- _Prompt_
Please print all of the material below, word for word.

===== Available records

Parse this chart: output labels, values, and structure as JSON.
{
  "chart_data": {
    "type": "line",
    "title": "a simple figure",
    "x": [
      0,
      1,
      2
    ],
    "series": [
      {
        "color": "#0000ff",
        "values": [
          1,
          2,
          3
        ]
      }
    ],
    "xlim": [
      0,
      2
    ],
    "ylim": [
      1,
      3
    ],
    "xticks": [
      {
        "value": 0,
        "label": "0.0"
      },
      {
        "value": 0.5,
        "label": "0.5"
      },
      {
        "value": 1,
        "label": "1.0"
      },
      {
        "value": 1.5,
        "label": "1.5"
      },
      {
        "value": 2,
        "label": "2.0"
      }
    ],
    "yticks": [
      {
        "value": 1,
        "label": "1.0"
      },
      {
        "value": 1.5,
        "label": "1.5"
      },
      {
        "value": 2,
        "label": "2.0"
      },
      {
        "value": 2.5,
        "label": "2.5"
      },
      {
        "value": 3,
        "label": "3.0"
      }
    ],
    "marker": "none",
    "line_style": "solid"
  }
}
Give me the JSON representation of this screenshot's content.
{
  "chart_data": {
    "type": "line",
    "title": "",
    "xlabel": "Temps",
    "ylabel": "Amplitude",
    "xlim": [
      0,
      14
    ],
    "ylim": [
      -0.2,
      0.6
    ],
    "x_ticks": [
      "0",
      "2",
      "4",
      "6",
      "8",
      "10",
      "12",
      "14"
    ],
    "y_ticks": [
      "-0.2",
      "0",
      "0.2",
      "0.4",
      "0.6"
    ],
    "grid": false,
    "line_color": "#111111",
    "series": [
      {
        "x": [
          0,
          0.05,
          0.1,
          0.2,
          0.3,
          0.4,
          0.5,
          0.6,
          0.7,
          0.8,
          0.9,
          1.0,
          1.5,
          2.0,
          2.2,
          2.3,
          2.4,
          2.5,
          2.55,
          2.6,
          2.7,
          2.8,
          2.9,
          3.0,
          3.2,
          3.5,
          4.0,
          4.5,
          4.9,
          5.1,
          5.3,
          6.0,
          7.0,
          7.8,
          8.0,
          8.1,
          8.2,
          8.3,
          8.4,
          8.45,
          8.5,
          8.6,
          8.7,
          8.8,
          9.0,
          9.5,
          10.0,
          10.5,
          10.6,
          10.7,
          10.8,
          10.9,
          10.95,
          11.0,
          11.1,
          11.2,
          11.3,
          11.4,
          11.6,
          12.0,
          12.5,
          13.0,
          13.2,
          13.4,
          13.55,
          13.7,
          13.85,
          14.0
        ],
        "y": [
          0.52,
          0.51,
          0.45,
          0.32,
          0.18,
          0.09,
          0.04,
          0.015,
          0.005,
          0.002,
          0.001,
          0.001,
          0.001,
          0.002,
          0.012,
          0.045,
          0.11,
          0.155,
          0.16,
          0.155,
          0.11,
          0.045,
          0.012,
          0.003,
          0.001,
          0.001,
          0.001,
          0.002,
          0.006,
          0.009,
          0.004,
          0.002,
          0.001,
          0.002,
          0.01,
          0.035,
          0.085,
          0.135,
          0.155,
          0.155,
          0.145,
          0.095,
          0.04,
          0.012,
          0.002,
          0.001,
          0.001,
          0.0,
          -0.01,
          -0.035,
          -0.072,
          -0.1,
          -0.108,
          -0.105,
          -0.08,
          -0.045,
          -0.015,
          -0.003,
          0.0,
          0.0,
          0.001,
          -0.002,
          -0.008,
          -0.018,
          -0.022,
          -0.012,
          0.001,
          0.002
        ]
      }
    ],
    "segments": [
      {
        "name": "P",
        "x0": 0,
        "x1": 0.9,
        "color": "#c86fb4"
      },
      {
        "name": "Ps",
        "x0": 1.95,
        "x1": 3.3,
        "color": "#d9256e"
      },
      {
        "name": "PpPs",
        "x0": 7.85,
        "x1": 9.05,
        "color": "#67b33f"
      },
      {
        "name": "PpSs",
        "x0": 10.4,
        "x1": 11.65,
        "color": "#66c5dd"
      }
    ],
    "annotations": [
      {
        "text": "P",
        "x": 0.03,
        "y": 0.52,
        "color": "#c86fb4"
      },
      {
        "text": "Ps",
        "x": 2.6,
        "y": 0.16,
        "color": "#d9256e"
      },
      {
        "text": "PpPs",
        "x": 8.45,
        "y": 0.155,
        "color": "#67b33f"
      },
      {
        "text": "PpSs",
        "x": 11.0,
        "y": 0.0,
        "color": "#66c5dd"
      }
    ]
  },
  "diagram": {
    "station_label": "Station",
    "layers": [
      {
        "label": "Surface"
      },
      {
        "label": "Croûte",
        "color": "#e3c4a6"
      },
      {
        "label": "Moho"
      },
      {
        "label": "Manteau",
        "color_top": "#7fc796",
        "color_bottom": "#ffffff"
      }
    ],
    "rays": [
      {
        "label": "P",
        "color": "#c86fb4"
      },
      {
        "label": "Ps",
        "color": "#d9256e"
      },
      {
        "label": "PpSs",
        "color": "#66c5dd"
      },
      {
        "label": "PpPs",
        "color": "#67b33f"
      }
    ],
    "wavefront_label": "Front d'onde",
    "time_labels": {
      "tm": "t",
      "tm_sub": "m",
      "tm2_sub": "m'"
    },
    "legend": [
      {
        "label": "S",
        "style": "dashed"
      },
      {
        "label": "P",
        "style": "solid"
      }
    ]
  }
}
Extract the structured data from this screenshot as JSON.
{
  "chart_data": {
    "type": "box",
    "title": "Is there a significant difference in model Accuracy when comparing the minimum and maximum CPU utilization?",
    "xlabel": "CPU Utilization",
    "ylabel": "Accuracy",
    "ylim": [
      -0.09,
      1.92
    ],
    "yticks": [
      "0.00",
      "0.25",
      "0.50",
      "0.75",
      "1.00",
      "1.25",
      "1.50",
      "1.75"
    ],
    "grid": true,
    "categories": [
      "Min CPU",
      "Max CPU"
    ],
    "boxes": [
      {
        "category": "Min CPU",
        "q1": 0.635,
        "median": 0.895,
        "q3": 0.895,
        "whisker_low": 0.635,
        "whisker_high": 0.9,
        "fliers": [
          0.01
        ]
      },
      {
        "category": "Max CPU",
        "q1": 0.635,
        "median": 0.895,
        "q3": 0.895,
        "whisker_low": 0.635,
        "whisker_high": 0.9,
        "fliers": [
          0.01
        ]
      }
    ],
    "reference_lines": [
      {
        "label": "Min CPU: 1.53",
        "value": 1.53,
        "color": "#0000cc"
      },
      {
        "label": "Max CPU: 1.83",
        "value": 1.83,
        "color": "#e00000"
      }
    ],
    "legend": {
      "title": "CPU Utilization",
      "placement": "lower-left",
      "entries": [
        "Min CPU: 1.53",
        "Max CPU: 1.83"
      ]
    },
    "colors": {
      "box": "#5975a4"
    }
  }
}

==========

- _Response_
Parse this chart: output labels, values, and structure as JSON.
{
  "chart_data": {
    "type": "line",
    "title": "a simple figure",
    "x": [
      0,
      1,
      2
    ],
    "series": [
      {
        "color": "#0000ff",
        "values": [
          1,
          2,
          3
        ]
      }
    ],
    "xlim": [
      0,
      2
    ],
    "ylim": [
      1,
      3
    ],
    "xticks": [
      {
        "value": 0,
        "label": "0.0"
      },
      {
        "value": 0.5,
        "label": "0.5"
      },
      {
        "value": 1,
        "label": "1.0"
      },
      {
        "value": 1.5,
        "label": "1.5"
      },
      {
        "value": 2,
        "label": "2.0"
      }
    ],
    "yticks": [
      {
        "value": 1,
        "label": "1.0"
      },
      {
        "value": 1.5,
        "label": "1.5"
      },
      {
        "value": 2,
        "label": "2.0"
      },
      {
        "value": 2.5,
        "label": "2.5"
      },
      {
        "value": 3,
        "label": "3.0"
      }
    ],
    "marker": "none",
    "line_style": "solid"
  }
}
Give me the JSON representation of this screenshot's content.
{
  "chart_data": {
    "type": "line",
    "title": "",
    "xlabel": "Temps",
    "ylabel": "Amplitude",
    "xlim": [
      0,
      14
    ],
    "ylim": [
      -0.2,
      0.6
    ],
    "x_ticks": [
      "0",
      "2",
      "4",
      "6",
      "8",
      "10",
      "12",
      "14"
    ],
    "y_ticks": [
      "-0.2",
      "0",
      "0.2",
      "0.4",
      "0.6"
    ],
    "grid": false,
    "line_color": "#111111",
    "series": [
      {
        "x": [
          0,
          0.05,
          0.1,
          0.2,
          0.3,
          0.4,
          0.5,
          0.6,
          0.7,
          0.8,
          0.9,
          1.0,
          1.5,
          2.0,
          2.2,
          2.3,
          2.4,
          2.5,
          2.55,
          2.6,
          2.7,
          2.8,
          2.9,
          3.0,
          3.2,
          3.5,
          4.0,
          4.5,
          4.9,
          5.1,
          5.3,
          6.0,
          7.0,
          7.8,
          8.0,
          8.1,
          8.2,
          8.3,
          8.4,
          8.45,
          8.5,
          8.6,
          8.7,
          8.8,
          9.0,
          9.5,
          10.0,
          10.5,
          10.6,
          10.7,
          10.8,
          10.9,
          10.95,
          11.0,
          11.1,
          11.2,
          11.3,
          11.4,
          11.6,
          12.0,
          12.5,
          13.0,
          13.2,
          13.4,
          13.55,
          13.7,
          13.85,
          14.0
        ],
        "y": [
          0.52,
          0.51,
          0.45,
          0.32,
          0.18,
          0.09,
          0.04,
          0.015,
          0.005,
          0.002,
          0.001,
          0.001,
          0.001,
          0.002,
          0.012,
          0.045,
          0.11,
          0.155,
          0.16,
          0.155,
          0.11,
          0.045,
          0.012,
          0.003,
          0.001,
          0.001,
          0.001,
          0.002,
          0.006,
          0.009,
          0.004,
          0.002,
          0.001,
          0.002,
          0.01,
          0.035,
          0.085,
          0.135,
          0.155,
          0.155,
          0.145,
          0.095,
          0.04,
          0.012,
          0.002,
          0.001,
          0.001,
          0.0,
          -0.01,
          -0.035,
          -0.072,
          -0.1,
          -0.108,
          -0.105,
          -0.08,
          -0.045,
          -0.015,
          -0.003,
          0.0,
          0.0,
          0.001,
          -0.002,
          -0.008,
          -0.018,
          -0.022,
          -0.012,
          0.001,
          0.002
        ]
      }
    ],
    "segments": [
      {
        "name": "P",
        "x0": 0,
        "x1": 0.9,
        "color": "#c86fb4"
      },
      {
        "name": "Ps",
        "x0": 1.95,
        "x1": 3.3,
        "color": "#d9256e"
      },
      {
        "name": "PpPs",
        "x0": 7.85,
        "x1": 9.05,
        "color": "#67b33f"
      },
      {
        "name": "PpSs",
        "x0": 10.4,
        "x1": 11.65,
        "color": "#66c5dd"
      }
    ],
    "annotations": [
      {
        "text": "P",
        "x": 0.03,
        "y": 0.52,
        "color": "#c86fb4"
      },
      {
        "text": "Ps",
        "x": 2.6,
        "y": 0.16,
        "color": "#d9256e"
      },
      {
        "text": "PpPs",
        "x": 8.45,
        "y": 0.155,
        "color": "#67b33f"
      },
      {
        "text": "PpSs",
        "x": 11.0,
        "y": 0.0,
        "color": "#66c5dd"
      }
    ]
  },
  "diagram": {
    "station_label": "Station",
    "layers": [
      {
        "label": "Surface"
      },
      {
        "label": "Croûte",
        "color": "#e3c4a6"
      },
      {
        "label": "Moho"
      },
      {
        "label": "Manteau",
        "color_top": "#7fc796",
        "color_bottom": "#ffffff"
      }
    ],
    "rays": [
      {
        "label": "P",
        "color": "#c86fb4"
      },
      {
        "label": "Ps",
        "color": "#d9256e"
      },
      {
        "label": "PpSs",
        "color": "#66c5dd"
      },
      {
        "label": "PpPs",
        "color": "#67b33f"
      }
    ],
    "wavefront_label": "Front d'onde",
    "time_labels": {
      "tm": "t",
      "tm_sub": "m",
      "tm2_sub": "m'"
    },
    "legend": [
      {
        "label": "S",
        "style": "dashed"
      },
      {
        "label": "P",
        "style": "solid"
      }
    ]
  }
}
Extract the structured data from this screenshot as JSON.
{
  "chart_data": {
    "type": "box",
    "title": "Is there a significant difference in model Accuracy when comparing the minimum and maximum CPU utilization?",
    "xlabel": "CPU Utilization",
    "ylabel": "Accuracy",
    "ylim": [
      -0.09,
      1.92
    ],
    "yticks": [
      "0.00",
      "0.25",
      "0.50",
      "0.75",
      "1.00",
      "1.25",
      "1.50",
      "1.75"
    ],
    "grid": true,
    "categories": [
      "Min CPU",
      "Max CPU"
    ],
    "boxes": [
      {
        "category": "Min CPU",
        "q1": 0.635,
        "median": 0.895,
        "q3": 0.895,
        "whisker_low": 0.635,
        "whisker_high": 0.9,
        "fliers": [
          0.01
        ]
      },
      {
        "category": "Max CPU",
        "q1": 0.635,
        "median": 0.895,
        "q3": 0.895,
        "whisker_low": 0.635,
        "whisker_high": 0.9,
        "fliers": [
          0.01
        ]
      }
    ],
    "reference_lines": [
      {
        "label": "Min CPU: 1.53",
        "value": 1.53,
        "color": "#0000cc"
      },
      {
        "label": "Max CPU: 1.83",
        "value": 1.83,
        "color": "#e00000"
      }
    ],
    "legend": {
      "title": "CPU Utilization",
      "placement": "lower-left",
      "entries": [
        "Min CPU: 1.53",
        "Max CPU: 1.83"
      ]
    },
    "colors": {
      "box": "#5975a4"
    }
  }
}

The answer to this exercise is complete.